# Excerpt to read

# 12" vs 14" impeller and blower size/width



## dbcooper (Oct 2, 2014)

I'm still have not pulled the trigger for a new machine yet, getting close however! 

As I noted in another thread I'm looking at getting a 30" Ariens blower not because my old MTD is not working I just want to move more snow faster.

The old blower is a 1994 MTD, 8hp, 26" cut, its getting a little tired but I'm sure I can squeeze a few more years out of it. 

My question is how much more snow will a 30" Ariens toss out the chute? I'm not sure what to expect. I would expect the 14" impeller is the money maker of the machine. 

Arien's 28" machine would be the closest match to what I have now, with its 14" impeller would it be night and day compared to the old MTD?

I guess I'm trying to gauge what I'm picking up in performance vs dollars spent.


----------



## UNDERTAKER (Dec 30, 2013)

the new one will toss it a lot faster and farther than that old one.


----------



## dbcooper (Oct 2, 2014)

# Extracted data
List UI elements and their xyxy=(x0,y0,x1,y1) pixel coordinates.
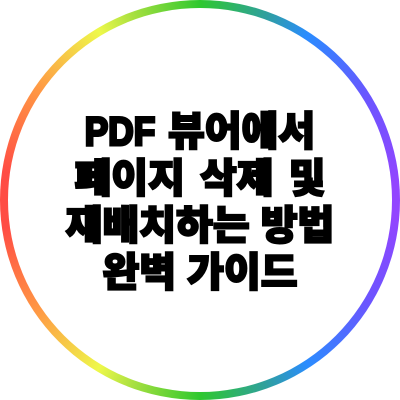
title: 뷰어에서 xyxy=(168,110,315,154)
title: 재배치하는 방법 xyxy=(66,204,334,248)
title xyxy=(64,110,334,295)
title: 페이지 삭제 및 xyxy=(74,157,326,201)
title: 완벽 가이드 xyxy=(102,251,298,295)
title: PDF xyxy=(85,110,155,154)
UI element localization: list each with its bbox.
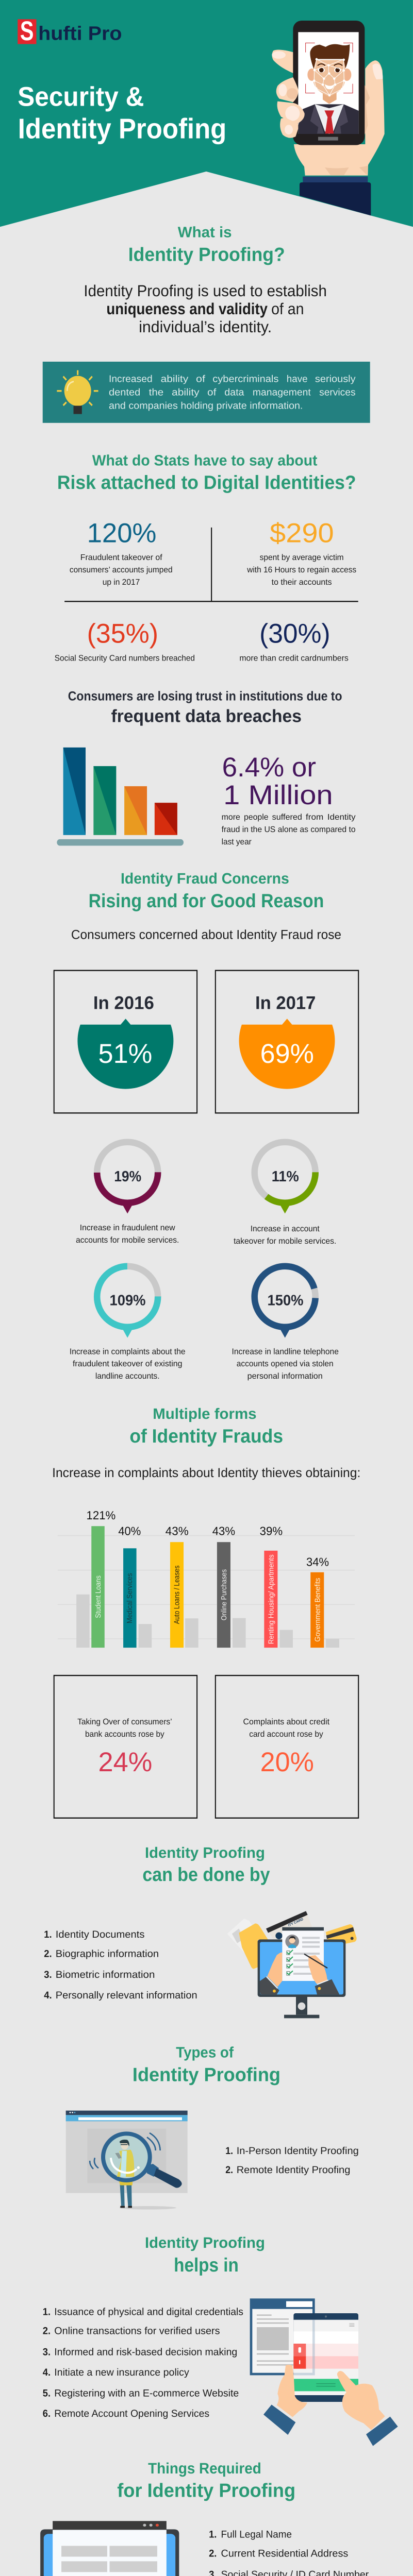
heading: helps in: Identity Proofing	[145, 2234, 265, 2251]
illustration: laptop with form	[30, 2521, 189, 2576]
stat: 6.4% or 1 million: 1 Million	[223, 780, 333, 810]
bar chart: complaints: Online Purchases	[220, 1569, 228, 1620]
heading: rising	[89, 870, 324, 911]
callout: cybercriminals: ability	[172, 386, 200, 397]
list: helps in: 4.	[43, 2367, 51, 2378]
heading: types of identity proofing: Identity Proofing	[133, 2064, 280, 2086]
list: helps in: Remote Account Opening Services	[54, 2408, 209, 2419]
bar chart: complaints: Auto Loans / Leases	[173, 1566, 180, 1624]
callout: cybercriminals: data	[224, 386, 244, 397]
caption: 109%: Increase in complaints about the	[70, 1347, 186, 1356]
list: methods: 1.	[44, 1929, 52, 1940]
panel: 2017: 69%	[260, 1039, 314, 1069]
stats section	[55, 452, 358, 846]
list: methods	[44, 1929, 197, 2001]
heading: risk attached: Risk attached to Digital Identities?	[57, 471, 356, 493]
stat: $290: with 16 Hours to regain access	[247, 565, 356, 574]
list: helps in: 2.	[43, 2325, 51, 2336]
bar chart: complaints: Medical Services	[125, 1573, 134, 1623]
list: types: 2.	[225, 2164, 233, 2176]
donut: 150%	[253, 1265, 317, 1338]
stat: 120%: consumers’ accounts jumped	[70, 565, 173, 574]
caption: 150%	[232, 1347, 339, 1380]
donut: 19%: 19%	[114, 1168, 141, 1185]
list: helps in: Online transactions for verified users	[54, 2325, 220, 2336]
stat: $290: spent by average victim	[260, 553, 344, 562]
caption: 109%: landline accounts.	[95, 1371, 160, 1380]
heading: helps in: helps in	[174, 2254, 239, 2276]
definition text: Identity Proofing is used to establish	[84, 282, 327, 300]
heading: rising: Rising and for Good Reason	[89, 890, 324, 911]
callout: cybercriminals: seriously	[315, 373, 356, 384]
heading: types of identity proofing	[133, 2044, 280, 2086]
heading: frequent data breaches: frequent data breaches	[111, 706, 302, 726]
stat: 35%: (35%)	[87, 619, 158, 649]
panel: credit card accounts: Complaints about credit	[243, 1717, 329, 1726]
caption: 109%: fraudulent takeover of existing	[73, 1359, 182, 1368]
illustration: browser with magnifier	[66, 2111, 188, 2210]
donut: 150%: 150%	[267, 1292, 304, 1309]
caption: 150%: Increase in landline telephone	[232, 1347, 339, 1356]
bar chart: complaints: Government Benefits	[313, 1578, 322, 1642]
stat: 30%	[239, 619, 349, 663]
donut: 109%: 109%	[109, 1292, 146, 1309]
list: methods: 3.	[44, 1969, 52, 1980]
stat: $290	[247, 518, 356, 587]
list: types: Remote Identity Proofing	[237, 2164, 350, 2176]
callout: cybercriminals: of	[196, 373, 205, 384]
callout: cybercriminals: management	[253, 386, 311, 397]
list: helps in: 3.	[43, 2346, 51, 2358]
stat: 120%: up in 2017	[103, 578, 140, 587]
logo: S	[20, 16, 34, 46]
logo: hufti Pro	[38, 22, 122, 44]
list: things required: 2.	[209, 2548, 217, 2559]
list: things required	[209, 2529, 369, 2576]
caption: 11%: Increase in account	[251, 1224, 320, 1233]
panel: bank accounts: 24%	[98, 1747, 152, 1777]
list: methods: Biographic information	[56, 1948, 159, 1959]
heading: what is identity proofing	[128, 224, 285, 265]
stat: 6.4% or 1 million: more	[222, 812, 240, 821]
caption: 11%: takeover for mobile services.	[234, 1236, 336, 1246]
stat: 6.4% or 1 million: people	[244, 812, 269, 821]
bar chart: complaints: 43%	[212, 1524, 235, 1538]
list: methods: Identity Documents	[56, 1929, 144, 1940]
stat: 6.4% or 1 million: from	[306, 812, 323, 821]
panel: credit card accounts: 20%	[260, 1747, 314, 1777]
bar chart: complaints: 39%	[260, 1524, 283, 1538]
donut: 11%: 11%	[272, 1168, 299, 1185]
donut captions row one	[76, 1223, 336, 1246]
list: helps in	[43, 2306, 243, 2419]
illustration: hands with tablet	[250, 2298, 398, 2446]
callout: cybercriminals: have	[287, 373, 308, 384]
list: helps in: Registering with an E-commerce Website	[54, 2387, 239, 2399]
concerns section	[54, 870, 358, 1113]
list: types	[225, 2145, 359, 2176]
multiple forms section	[52, 1347, 360, 1818]
header section	[0, 0, 413, 423]
stat: 120%	[70, 518, 173, 587]
callout: cybercriminals: cybercriminals	[212, 373, 278, 384]
callout: cybercriminals: dented	[109, 386, 140, 397]
list: helps in: 6.	[43, 2408, 51, 2419]
stat: 30%: (30%)	[259, 619, 331, 649]
stat: $290: $290	[270, 518, 334, 548]
stat: 6.4% or 1 million: fraud in the US alone as compared to	[222, 825, 356, 834]
panel: 2017: In 2017	[255, 993, 316, 1013]
list: things required: Full Legal Name	[221, 2529, 292, 2540]
panel: bank accounts: Taking Over of consumers’	[77, 1717, 172, 1726]
list: things required: Current Residential Address	[221, 2548, 348, 2559]
list: helps in: Informed and risk-based decision making	[54, 2346, 237, 2358]
panel: 2017	[216, 971, 358, 1113]
panel: 2016	[54, 971, 197, 1113]
illustration: monitor with checklist: ITY CARD	[288, 1917, 304, 1927]
donut: 109%	[97, 1266, 158, 1338]
list: helps in: 1.	[43, 2306, 51, 2317]
bar chart: complaints: 40%	[118, 1524, 141, 1538]
heading: can be done by	[142, 1844, 270, 1885]
heading: risk attached	[57, 452, 356, 493]
panel: credit card accounts: card account rose by	[249, 1730, 323, 1738]
panel: 2016: In 2016	[93, 993, 154, 1013]
caption: 150%: personal information	[247, 1371, 323, 1380]
list: methods: Personally relevant information	[56, 1990, 197, 2001]
stat: 30%: more than credit cardnumbers	[239, 653, 349, 663]
panel: bank accounts: bank accounts rose by	[85, 1730, 164, 1738]
heading: things required	[117, 2460, 295, 2501]
bar chart: complaints: 43%	[166, 1524, 189, 1538]
bar chart: complaints	[58, 1509, 355, 1648]
heading: multiple forms: of Identity Frauds	[129, 1425, 283, 1447]
icon: light bulb	[57, 370, 98, 414]
stat: 6.4% or 1 million: Identity	[327, 812, 356, 821]
panel: bank accounts	[54, 1675, 197, 1818]
heading: helps in	[145, 2234, 265, 2276]
caption: 11%	[234, 1224, 336, 1246]
list: methods: 4.	[44, 1990, 52, 2001]
bar chart: complaints: Renting Housing/ Apartments	[267, 1554, 275, 1644]
heading: risk attached: What do Stats have to say about	[92, 452, 318, 469]
callout: cybercriminals: the	[149, 386, 163, 397]
stat: 120%: Fraudulent takeover of	[80, 553, 162, 562]
definition text: uniqueness and validity	[106, 300, 268, 318]
donut: 19%	[97, 1142, 158, 1214]
callout: cybercriminals: services	[319, 386, 356, 397]
heading: can be done by: can be done by	[142, 1863, 270, 1885]
stat: 35%: Social Security Card numbers breached	[55, 653, 195, 663]
definition text	[84, 282, 327, 336]
caption: 19%	[76, 1223, 179, 1244]
definition text: of an	[271, 300, 304, 318]
heading: rising: Identity Fraud Concerns	[121, 870, 289, 887]
definition text: individual’s identity.	[139, 318, 272, 336]
title: Identity Proofing	[18, 113, 226, 145]
stat: 6.4% or 1 million: suffered	[272, 812, 302, 821]
list: methods: 2.	[44, 1948, 52, 1959]
heading: can be done by: Identity Proofing	[145, 1844, 265, 1861]
heading: things required: for Identity Proofing	[117, 2479, 295, 2501]
callout: cybercriminals: of	[207, 386, 217, 397]
illustration: hand holding phone with face scan	[272, 21, 385, 215]
title: Security &	[18, 81, 144, 112]
logo	[18, 16, 122, 46]
list: types: In-Person Identity Proofing	[237, 2145, 359, 2156]
heading: what is identity proofing: Identity Proofing?	[128, 243, 285, 265]
title	[18, 81, 226, 145]
donut: 11%	[255, 1142, 316, 1214]
stat: 6.4% or 1 million: last year	[222, 837, 252, 846]
list: helps in: Initiate a new insurance policy	[54, 2367, 189, 2378]
callout: cybercriminals: ability	[161, 373, 189, 384]
caption: 150%: accounts opened via stolen	[237, 1359, 334, 1368]
callout: cybercriminals: and companies holding private information.	[109, 400, 303, 411]
illustration: monitor with checklist	[227, 1911, 357, 2018]
caption: 109%	[70, 1347, 186, 1380]
helps in and requirements section	[30, 2234, 369, 2576]
heading: types of identity proofing: Types of	[176, 2044, 234, 2061]
caption: 19%: Increase in fraudulent new	[80, 1223, 175, 1232]
callout: cybercriminals	[43, 362, 370, 423]
stat: 6.4% or 1 million	[222, 752, 356, 846]
bar chart: complaints: 34%	[306, 1556, 329, 1569]
caption: 19%: accounts for mobile services.	[76, 1235, 179, 1244]
heading: what is identity proofing: What is	[178, 224, 232, 241]
heading: multiple forms: Multiple forms	[153, 1405, 257, 1422]
bar chart: complaints: Student Loans	[94, 1575, 102, 1618]
list: helps in: 5.	[43, 2387, 51, 2399]
stat: $290: to their accounts	[272, 578, 332, 587]
heading: frequent data breaches	[68, 689, 342, 726]
panel: 2016: 51%	[98, 1039, 152, 1069]
chart: falling bars	[57, 748, 184, 845]
list: methods: Biometric information	[56, 1969, 155, 1980]
callout: cybercriminals: Increased	[109, 373, 153, 384]
heading: things required: Things Required	[148, 2460, 261, 2477]
stat: 6.4% or 1 million: 6.4% or	[222, 752, 316, 783]
subheading: Consumers concerned about Identity Fraud rose	[71, 927, 341, 942]
stat: 35%	[55, 619, 195, 663]
heading: frequent data breaches: Consumers are losing trust in institutions due to	[68, 689, 342, 703]
list: helps in: Issuance of physical and digital credentials	[54, 2306, 243, 2317]
header background	[0, 0, 413, 227]
bar chart: complaints: 121%	[87, 1509, 115, 1522]
stat: 120%: 120%	[87, 518, 156, 548]
heading: multiple forms	[129, 1405, 283, 1447]
list: things required: 1.	[209, 2529, 217, 2540]
list: types: 1.	[225, 2145, 233, 2156]
panel: credit card accounts	[216, 1675, 358, 1818]
methods and types section	[44, 1844, 359, 2176]
subheading: Increase in complaints about Identity thieves obtaining:	[52, 1466, 360, 1480]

# What this exercise asks
**1)** In the snowblower thread, what horsepower and cutting width does dbcooper give for the old MTD?
**2)** Carry the snowblower thread forward from its last line.

# Answers given
**1)** 8 hp and a 26" cut.

**2)**
That's what I hope for!


----------



## Normex (Feb 21, 2014)

Just to add to your question you can definitively expect it will throw farther. Even better you should look at installing a Clarence impeller kit. The kit is just a stiff rubber with small galvanized plates that you fasten at the end of each impeller. This results in closing completely the gap at the end of the impeller and the housing. 
You can then snow blow through wet snow and even water to a certain degree with impunity. The kit is around $25.00 to $30.00


----------



## db9938 (Nov 17, 2013)

Might also add a new set of belts.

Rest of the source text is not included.